What is needed: The answer must consist of every line in the records below that contains the string "Performance".
▬▬▬▬▬▬
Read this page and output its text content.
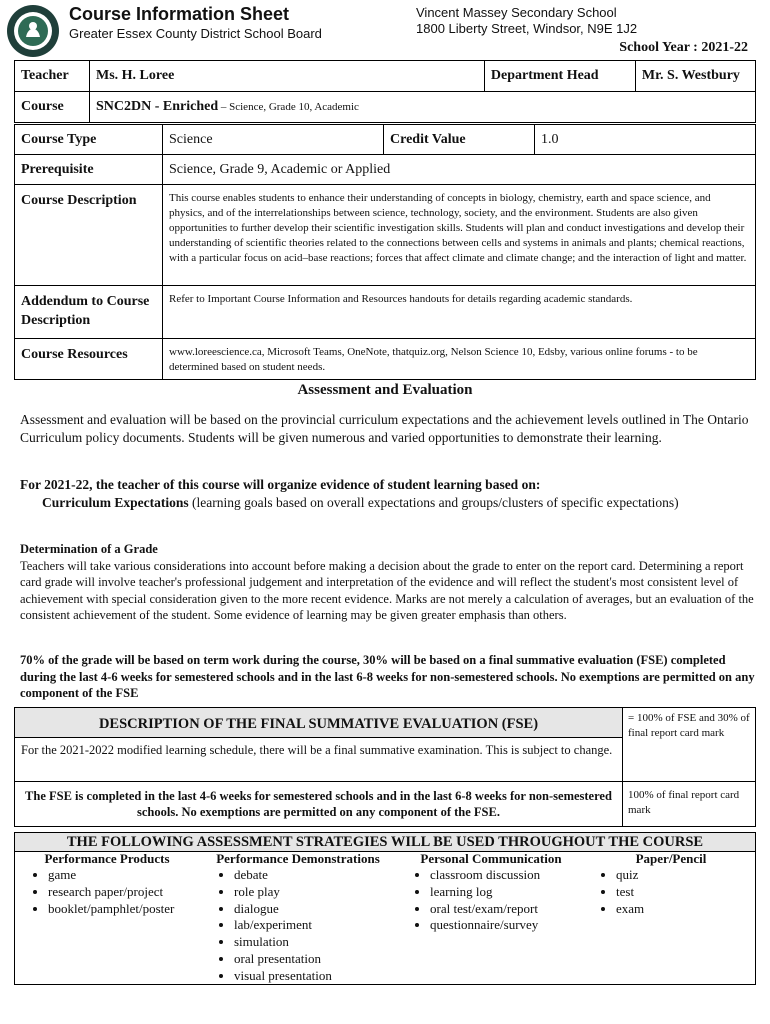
Course Information Sheet
Greater Essex County District School Board
Vincent Massey Secondary School
1800 Liberty Street, Windsor, N9E 1J2
School Year : 2021-22
Teacher	Ms. H. Loree	Department Head	Mr. S. Westbury
Course	SNC2DN - Enriched – Science, Grade 10, Academic		
Course Type	Science	Credit Value	1.0
Prerequisite	Science, Grade 9, Academic or Applied		
Course Description	This course enables students to enhance their understanding of concepts in biology, chemistry, earth and space science, and physics, and of the interrelationships between science, technology, society, and the environment. Students are also given opportunities to further develop their scientific investigation skills. Students will plan and conduct investigations and develop their understanding of scientific theories related to the connections between cells and systems in animals and plants; chemical reactions, with a particular focus on acid–base reactions; forces that affect climate and climate change; and the interaction of light and matter.		
Addendum to Course Description	Refer to Important Course Information and Resources handouts for details regarding academic standards.		
Course Resources	www.loreescience.ca, Microsoft Teams, OneNote, thatquiz.org, Nelson Science 10, Edsby, various online forums - to be determined based on student needs.		
Assessment and Evaluation
Assessment and evaluation will be based on the provincial curriculum expectations and the achievement levels outlined in The Ontario Curriculum policy documents. Students will be given numerous and varied opportunities to demonstrate their learning.
For 2021-22, the teacher of this course will organize evidence of student learning based on:
Curriculum Expectations (learning goals based on overall expectations and groups/clusters of specific expectations)
Determination of a Grade
Teachers will take various considerations into account before making a decision about the grade to enter on the report card. Determining a report card grade will involve teacher's professional judgement and interpretation of the evidence and will reflect the student's most consistent level of achievement with special consideration given to the more recent evidence. Marks are not merely a calculation of averages, but an evaluation of the consistent achievement of the student. Some evidence of learning may be given greater emphasis than others.
70% of the grade will be based on term work during the course, 30% will be based on a final summative evaluation (FSE) completed during the last 4-6 weeks for semestered schools and in the last 6-8 weeks for non-semestered schools. No exemptions are permitted on any component of the FSE
DESCRIPTION OF THE FINAL SUMMATIVE EVALUATION (FSE)	= 100% of FSE and 30% of final report card mark
For the 2021-2022 modified learning schedule, there will be a final summative examination. This is subject to change.	
The FSE is completed in the last 4-6 weeks for semestered schools and in the last 6-8 weeks for non-semestered schools. No exemptions are permitted on any component of the FSE.	100% of final report card mark
THE FOLLOWING ASSESSMENT STRATEGIES WILL BE USED THROUGHOUT THE COURSE
Performance Products
• game
• research paper/project
• booklet/pamphlet/poster
Performance Demonstrations
• debate
• role play
• dialogue
• lab/experiment
• simulation
• oral presentation
• visual presentation
Personal Communication
• classroom discussion
• learning log
• oral test/exam/report
• questionnaire/survey
Paper/Pencil
• quiz
• test
• exam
▬▬▬▬▬▬
Response:
Performance Products
Performance Demonstrations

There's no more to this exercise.